## DIRECTIONS FOR THIS TASK
If an entry below holds a picture, leave the picture out and print the rest exactly.

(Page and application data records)
= = = = =
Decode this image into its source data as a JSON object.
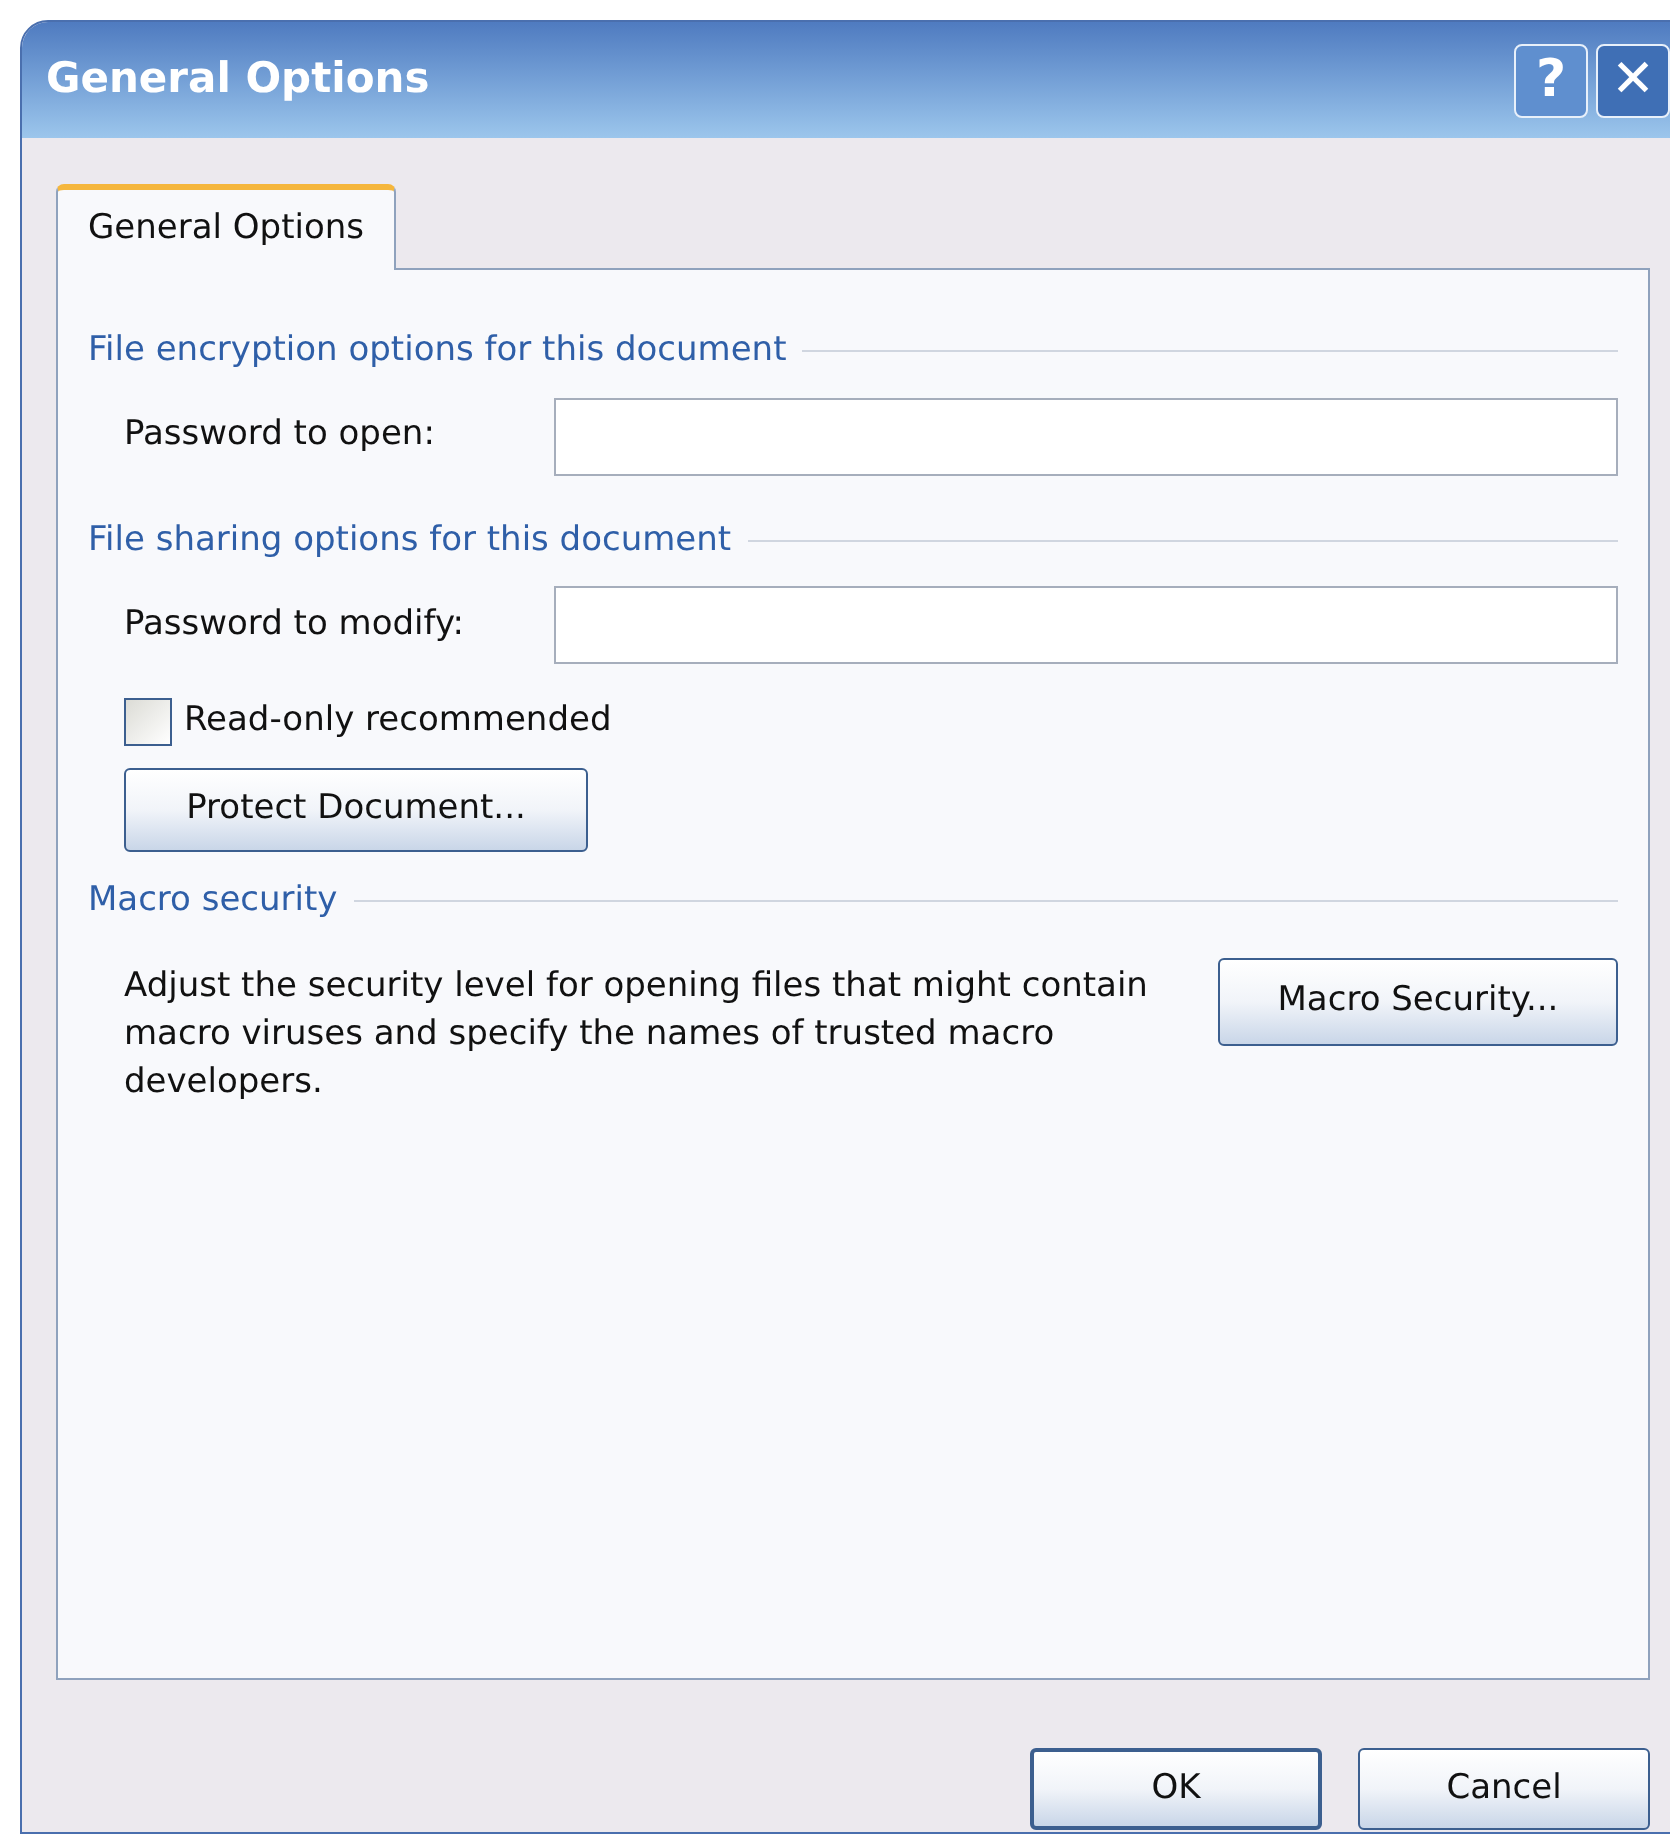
{
  "window": {
    "title": "General Options",
    "title_buttons": [
      {
        "kind": "help",
        "label": "?"
      },
      {
        "kind": "close",
        "label": "✕"
      }
    ]
  },
  "tabs": [
    {
      "label": "General Options",
      "selected": true
    }
  ],
  "encryption": {
    "heading": "File encryption options for this document",
    "password_label": "Password to open:"
  },
  "sharing": {
    "heading": "File sharing options for this document",
    "password_label": "Password to modify:",
    "read_only": {
      "label": "Read-only recommended",
      "checked": false
    },
    "protect_button": "Protect Document..."
  },
  "macro": {
    "heading": "Macro security",
    "description": "Adjust the security level for opening files that might contain macro viruses and specify the names of trusted macro developers.",
    "button": "Macro Security..."
  },
  "buttons": [
    {
      "label": "OK",
      "default": true
    },
    {
      "label": "Cancel",
      "default": false
    }
  ]
}
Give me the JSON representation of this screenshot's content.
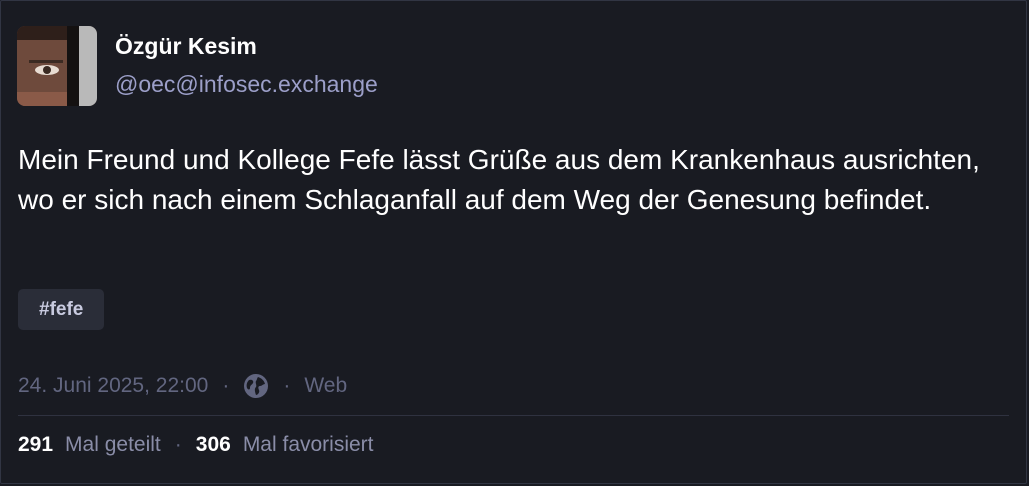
{
  "post": {
    "author": {
      "display_name": "Özgür Kesim",
      "handle": "@oec@infosec.exchange"
    },
    "content": "Mein Freund und Kollege Fefe lässt Grüße aus dem Krankenhaus ausrichten, wo er sich nach einem Schlaganfall auf dem Weg der Genesung befindet.",
    "hashtag": "#fefe",
    "meta": {
      "timestamp": "24. Juni 2025, 22:00",
      "separator": "·",
      "visibility_icon": "globe-icon",
      "client": "Web"
    },
    "stats": {
      "boosts_count": "291",
      "boosts_label": "Mal geteilt",
      "separator": "·",
      "favourites_count": "306",
      "favourites_label": "Mal favorisiert"
    }
  },
  "colors": {
    "background": "#191b22",
    "handle": "#9c9fc9",
    "muted": "#626680",
    "hashtag_bg": "#2a2d38"
  }
}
= = = = =
## SOLVED PROBLEM
Decode this image into its source data as a JSON object.
{
  "window": {
    "title": "General Options",
    "title_buttons": [
      {
        "kind": "help",
        "label": "?"
      },
      {
        "kind": "close",
        "label": "✕"
      }
    ]
  },
  "tabs": [
    {
      "label": "General Options",
      "selected": true
    }
  ],
  "encryption": {
    "heading": "File encryption options for this document",
    "password_label": "Password to open:"
  },
  "sharing": {
    "heading": "File sharing options for this document",
    "password_label": "Password to modify:",
    "read_only": {
      "label": "Read-only recommended",
      "checked": false
    },
    "protect_button": "Protect Document..."
  },
  "macro": {
    "heading": "Macro security",
    "description": "Adjust the security level for opening files that might contain macro viruses and specify the names of trusted macro developers.",
    "button": "Macro Security..."
  },
  "buttons": [
    {
      "label": "OK",
      "default": true
    },
    {
      "label": "Cancel",
      "default": false
    }
  ]
}
Give me the JSON representation of this screenshot's content.
{
  "post": {
    "author": {
      "display_name": "Özgür Kesim",
      "handle": "@oec@infosec.exchange"
    },
    "content": "Mein Freund und Kollege Fefe lässt Grüße aus dem Krankenhaus ausrichten, wo er sich nach einem Schlaganfall auf dem Weg der Genesung befindet.",
    "hashtag": "#fefe",
    "meta": {
      "timestamp": "24. Juni 2025, 22:00",
      "separator": "·",
      "visibility_icon": "globe-icon",
      "client": "Web"
    },
    "stats": {
      "boosts_count": "291",
      "boosts_label": "Mal geteilt",
      "separator": "·",
      "favourites_count": "306",
      "favourites_label": "Mal favorisiert"
    }
  },
  "colors": {
    "background": "#191b22",
    "handle": "#9c9fc9",
    "muted": "#626680",
    "hashtag_bg": "#2a2d38"
  }
}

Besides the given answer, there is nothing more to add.